>>>>>

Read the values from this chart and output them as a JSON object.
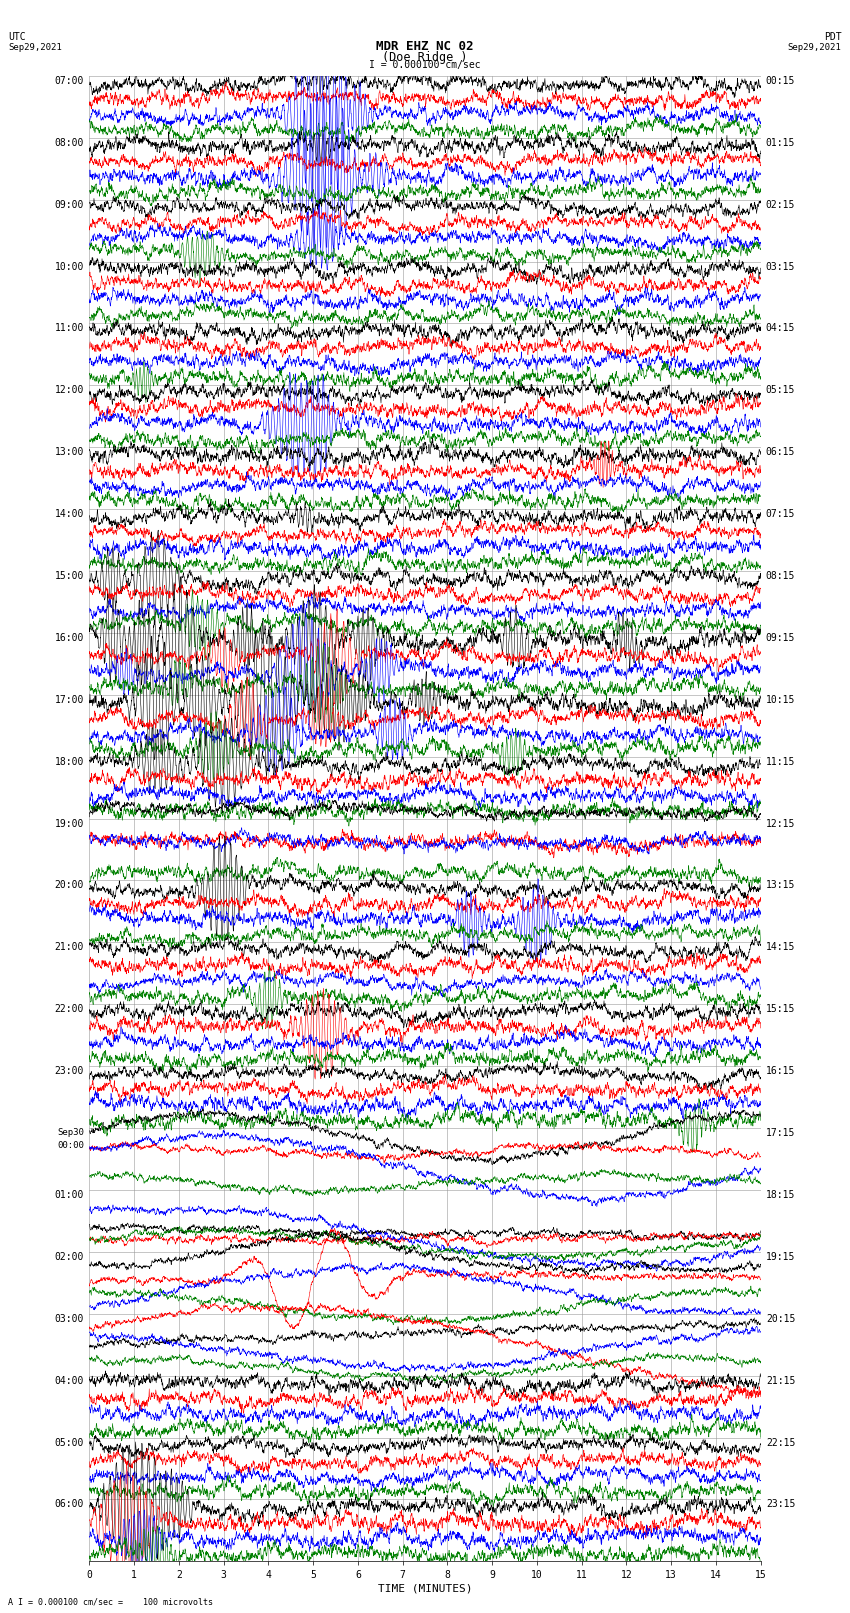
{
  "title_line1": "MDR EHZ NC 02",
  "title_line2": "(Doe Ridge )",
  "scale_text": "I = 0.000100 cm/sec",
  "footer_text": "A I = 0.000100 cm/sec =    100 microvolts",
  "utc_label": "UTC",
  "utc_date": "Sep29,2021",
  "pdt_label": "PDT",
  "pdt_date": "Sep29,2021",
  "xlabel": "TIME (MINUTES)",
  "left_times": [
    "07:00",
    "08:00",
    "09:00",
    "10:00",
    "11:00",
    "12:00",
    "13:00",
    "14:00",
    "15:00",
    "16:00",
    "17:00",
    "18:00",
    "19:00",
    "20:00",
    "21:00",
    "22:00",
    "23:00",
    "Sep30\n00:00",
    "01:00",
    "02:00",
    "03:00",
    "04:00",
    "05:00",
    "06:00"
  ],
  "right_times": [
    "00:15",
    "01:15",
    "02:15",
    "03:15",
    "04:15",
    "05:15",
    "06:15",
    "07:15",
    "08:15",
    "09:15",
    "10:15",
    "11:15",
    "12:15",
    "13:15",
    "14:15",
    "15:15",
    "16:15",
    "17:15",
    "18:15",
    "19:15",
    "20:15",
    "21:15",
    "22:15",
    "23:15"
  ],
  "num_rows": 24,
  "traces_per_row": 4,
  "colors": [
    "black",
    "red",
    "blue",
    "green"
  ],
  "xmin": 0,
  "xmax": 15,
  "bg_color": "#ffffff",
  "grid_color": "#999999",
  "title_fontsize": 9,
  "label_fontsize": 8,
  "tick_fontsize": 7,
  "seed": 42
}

<<<<<
>>>>>

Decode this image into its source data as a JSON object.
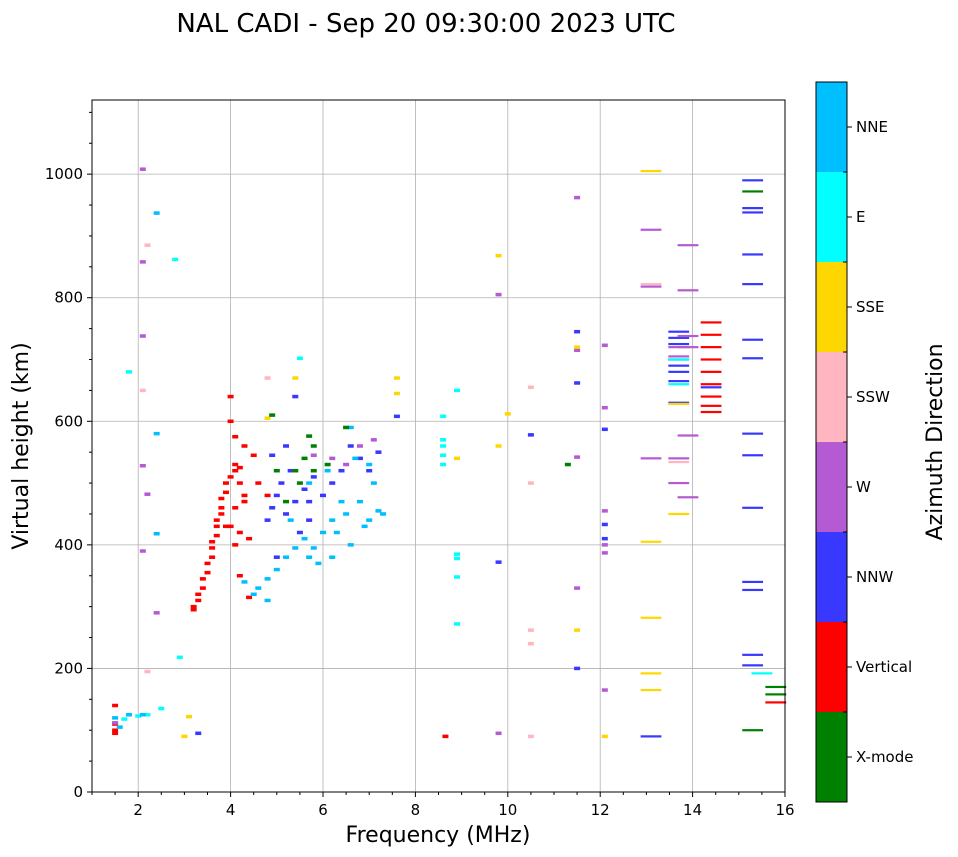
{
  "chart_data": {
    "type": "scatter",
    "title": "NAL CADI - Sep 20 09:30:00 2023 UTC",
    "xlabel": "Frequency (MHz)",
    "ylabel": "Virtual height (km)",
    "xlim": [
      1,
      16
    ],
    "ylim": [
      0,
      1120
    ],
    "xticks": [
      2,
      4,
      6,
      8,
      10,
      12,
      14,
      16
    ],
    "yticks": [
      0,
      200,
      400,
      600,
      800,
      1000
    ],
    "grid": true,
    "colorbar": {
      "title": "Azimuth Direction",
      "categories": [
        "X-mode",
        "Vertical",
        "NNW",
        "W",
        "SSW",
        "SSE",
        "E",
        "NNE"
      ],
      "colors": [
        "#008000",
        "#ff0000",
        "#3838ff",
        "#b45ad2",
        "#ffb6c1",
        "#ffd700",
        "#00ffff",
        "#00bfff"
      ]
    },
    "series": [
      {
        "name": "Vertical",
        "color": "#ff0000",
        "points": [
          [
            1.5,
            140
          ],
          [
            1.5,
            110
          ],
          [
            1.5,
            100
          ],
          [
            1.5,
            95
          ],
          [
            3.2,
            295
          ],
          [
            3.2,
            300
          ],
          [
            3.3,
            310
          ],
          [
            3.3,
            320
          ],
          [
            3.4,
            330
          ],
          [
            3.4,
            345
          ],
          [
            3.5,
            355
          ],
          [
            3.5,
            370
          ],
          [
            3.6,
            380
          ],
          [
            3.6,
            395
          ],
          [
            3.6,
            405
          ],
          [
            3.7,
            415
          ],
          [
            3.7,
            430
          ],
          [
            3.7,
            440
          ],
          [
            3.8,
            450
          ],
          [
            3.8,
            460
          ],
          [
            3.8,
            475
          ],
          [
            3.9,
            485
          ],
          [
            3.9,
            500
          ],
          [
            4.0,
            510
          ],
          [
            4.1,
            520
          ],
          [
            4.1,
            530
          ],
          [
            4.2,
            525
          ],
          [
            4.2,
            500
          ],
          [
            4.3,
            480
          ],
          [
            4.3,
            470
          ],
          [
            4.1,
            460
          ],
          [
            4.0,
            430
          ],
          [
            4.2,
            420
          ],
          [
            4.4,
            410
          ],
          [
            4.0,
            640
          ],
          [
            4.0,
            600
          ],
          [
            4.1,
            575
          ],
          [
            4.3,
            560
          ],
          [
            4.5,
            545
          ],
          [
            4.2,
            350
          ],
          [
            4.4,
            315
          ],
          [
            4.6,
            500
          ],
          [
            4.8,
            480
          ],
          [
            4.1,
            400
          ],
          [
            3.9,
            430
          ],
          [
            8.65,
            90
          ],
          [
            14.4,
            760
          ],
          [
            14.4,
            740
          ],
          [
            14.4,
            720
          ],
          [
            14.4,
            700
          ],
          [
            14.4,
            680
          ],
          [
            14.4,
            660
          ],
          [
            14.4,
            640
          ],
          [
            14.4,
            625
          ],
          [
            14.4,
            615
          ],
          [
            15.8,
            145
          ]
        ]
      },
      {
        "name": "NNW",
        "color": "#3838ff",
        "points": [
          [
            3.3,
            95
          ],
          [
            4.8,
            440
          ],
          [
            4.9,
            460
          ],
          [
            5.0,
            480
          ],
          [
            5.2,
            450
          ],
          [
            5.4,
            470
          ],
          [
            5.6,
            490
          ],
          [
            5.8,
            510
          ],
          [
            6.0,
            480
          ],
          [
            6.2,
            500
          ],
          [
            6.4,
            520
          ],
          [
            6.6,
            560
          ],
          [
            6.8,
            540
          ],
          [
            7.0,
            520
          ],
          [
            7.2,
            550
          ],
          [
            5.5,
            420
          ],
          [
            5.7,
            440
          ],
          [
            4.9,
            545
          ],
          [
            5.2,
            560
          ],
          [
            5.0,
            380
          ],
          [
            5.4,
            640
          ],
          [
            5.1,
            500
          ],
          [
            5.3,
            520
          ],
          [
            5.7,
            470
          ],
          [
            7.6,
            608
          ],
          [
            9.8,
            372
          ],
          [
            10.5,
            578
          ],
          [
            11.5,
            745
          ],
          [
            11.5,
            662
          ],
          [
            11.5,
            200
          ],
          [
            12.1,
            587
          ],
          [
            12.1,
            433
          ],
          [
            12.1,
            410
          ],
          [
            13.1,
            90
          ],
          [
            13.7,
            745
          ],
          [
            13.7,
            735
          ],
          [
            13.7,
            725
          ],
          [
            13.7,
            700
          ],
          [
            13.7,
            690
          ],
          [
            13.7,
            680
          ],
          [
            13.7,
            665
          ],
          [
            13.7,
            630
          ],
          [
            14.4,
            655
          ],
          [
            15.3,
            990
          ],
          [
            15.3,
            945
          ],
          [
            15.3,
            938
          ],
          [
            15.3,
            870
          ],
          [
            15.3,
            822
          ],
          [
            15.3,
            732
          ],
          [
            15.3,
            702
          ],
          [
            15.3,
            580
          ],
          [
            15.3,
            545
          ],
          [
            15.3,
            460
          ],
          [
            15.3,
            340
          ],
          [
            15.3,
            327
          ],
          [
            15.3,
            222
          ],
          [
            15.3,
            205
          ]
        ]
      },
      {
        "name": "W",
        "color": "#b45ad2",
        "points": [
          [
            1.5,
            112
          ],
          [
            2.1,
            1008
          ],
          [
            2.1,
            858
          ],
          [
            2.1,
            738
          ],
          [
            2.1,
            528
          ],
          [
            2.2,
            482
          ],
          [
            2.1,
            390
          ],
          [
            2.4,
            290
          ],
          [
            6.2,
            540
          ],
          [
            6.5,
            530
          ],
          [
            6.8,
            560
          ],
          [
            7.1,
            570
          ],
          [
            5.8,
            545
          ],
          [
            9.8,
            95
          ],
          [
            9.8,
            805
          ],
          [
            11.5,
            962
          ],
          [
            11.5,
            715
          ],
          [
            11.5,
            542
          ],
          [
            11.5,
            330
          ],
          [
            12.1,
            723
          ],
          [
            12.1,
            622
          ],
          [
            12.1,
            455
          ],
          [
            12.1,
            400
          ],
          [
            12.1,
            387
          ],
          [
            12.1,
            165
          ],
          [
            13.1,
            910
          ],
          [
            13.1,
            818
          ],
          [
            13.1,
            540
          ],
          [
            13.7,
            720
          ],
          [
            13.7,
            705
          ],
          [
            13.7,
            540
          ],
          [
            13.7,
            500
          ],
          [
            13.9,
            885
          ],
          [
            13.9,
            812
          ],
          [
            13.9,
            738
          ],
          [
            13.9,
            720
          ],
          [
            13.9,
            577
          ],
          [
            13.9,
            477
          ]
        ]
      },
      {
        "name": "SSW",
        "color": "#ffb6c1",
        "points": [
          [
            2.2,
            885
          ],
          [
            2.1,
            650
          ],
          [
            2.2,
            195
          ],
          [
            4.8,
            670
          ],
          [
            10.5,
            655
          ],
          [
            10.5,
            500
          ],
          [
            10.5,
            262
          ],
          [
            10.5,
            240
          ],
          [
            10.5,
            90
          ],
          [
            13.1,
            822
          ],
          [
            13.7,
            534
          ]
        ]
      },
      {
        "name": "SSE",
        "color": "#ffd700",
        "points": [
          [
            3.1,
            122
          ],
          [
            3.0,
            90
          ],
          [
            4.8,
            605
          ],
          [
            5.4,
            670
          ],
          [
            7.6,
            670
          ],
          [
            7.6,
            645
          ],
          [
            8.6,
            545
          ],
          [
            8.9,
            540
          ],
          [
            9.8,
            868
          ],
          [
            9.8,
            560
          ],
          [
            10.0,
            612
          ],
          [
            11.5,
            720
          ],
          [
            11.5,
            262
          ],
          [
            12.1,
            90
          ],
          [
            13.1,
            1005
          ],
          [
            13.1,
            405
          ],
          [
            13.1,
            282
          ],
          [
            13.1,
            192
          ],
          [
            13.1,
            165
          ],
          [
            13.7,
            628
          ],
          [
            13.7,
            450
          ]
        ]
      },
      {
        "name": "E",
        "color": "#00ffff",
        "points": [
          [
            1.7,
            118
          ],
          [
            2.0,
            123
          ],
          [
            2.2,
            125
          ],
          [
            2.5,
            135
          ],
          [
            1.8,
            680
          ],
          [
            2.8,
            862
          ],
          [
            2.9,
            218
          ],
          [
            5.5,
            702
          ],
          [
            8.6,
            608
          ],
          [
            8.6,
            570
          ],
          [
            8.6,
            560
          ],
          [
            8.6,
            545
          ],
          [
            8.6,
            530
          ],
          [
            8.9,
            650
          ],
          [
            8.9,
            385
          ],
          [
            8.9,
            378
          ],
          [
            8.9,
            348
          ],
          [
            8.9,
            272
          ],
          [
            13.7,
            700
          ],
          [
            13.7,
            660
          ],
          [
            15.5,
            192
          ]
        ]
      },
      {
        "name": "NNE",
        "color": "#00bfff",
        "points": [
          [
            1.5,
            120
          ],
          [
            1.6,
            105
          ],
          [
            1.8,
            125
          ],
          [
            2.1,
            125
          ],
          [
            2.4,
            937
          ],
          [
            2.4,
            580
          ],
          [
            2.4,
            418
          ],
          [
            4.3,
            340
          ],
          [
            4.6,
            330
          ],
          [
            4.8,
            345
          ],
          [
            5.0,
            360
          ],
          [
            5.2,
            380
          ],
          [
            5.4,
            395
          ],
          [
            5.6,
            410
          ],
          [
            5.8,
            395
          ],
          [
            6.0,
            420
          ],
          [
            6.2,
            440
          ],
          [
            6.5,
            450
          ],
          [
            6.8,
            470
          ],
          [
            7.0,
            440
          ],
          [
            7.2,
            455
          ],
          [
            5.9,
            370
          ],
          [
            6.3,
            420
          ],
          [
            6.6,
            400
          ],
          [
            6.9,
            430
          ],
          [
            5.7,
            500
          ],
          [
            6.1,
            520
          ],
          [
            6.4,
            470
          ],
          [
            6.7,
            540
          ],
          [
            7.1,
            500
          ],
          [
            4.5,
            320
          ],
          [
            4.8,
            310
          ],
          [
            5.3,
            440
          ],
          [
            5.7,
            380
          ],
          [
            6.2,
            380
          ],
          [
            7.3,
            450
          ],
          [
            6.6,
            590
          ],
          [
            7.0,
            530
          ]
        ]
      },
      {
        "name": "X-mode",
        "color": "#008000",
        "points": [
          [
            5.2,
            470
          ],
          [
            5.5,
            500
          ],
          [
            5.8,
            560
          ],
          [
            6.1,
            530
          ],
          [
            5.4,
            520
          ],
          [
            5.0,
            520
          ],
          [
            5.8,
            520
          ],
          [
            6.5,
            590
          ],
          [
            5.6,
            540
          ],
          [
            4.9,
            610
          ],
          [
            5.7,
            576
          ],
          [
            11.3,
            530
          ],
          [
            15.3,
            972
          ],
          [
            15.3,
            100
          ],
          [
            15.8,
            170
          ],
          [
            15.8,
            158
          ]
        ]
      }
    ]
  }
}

<<<<<

Search the records above for the string "JSON". Copy every line that contains it.

◆ THE COMPLETED TASK
Read the values from this chart and output them as a JSON object.
Decode this image into its source data as a JSON object.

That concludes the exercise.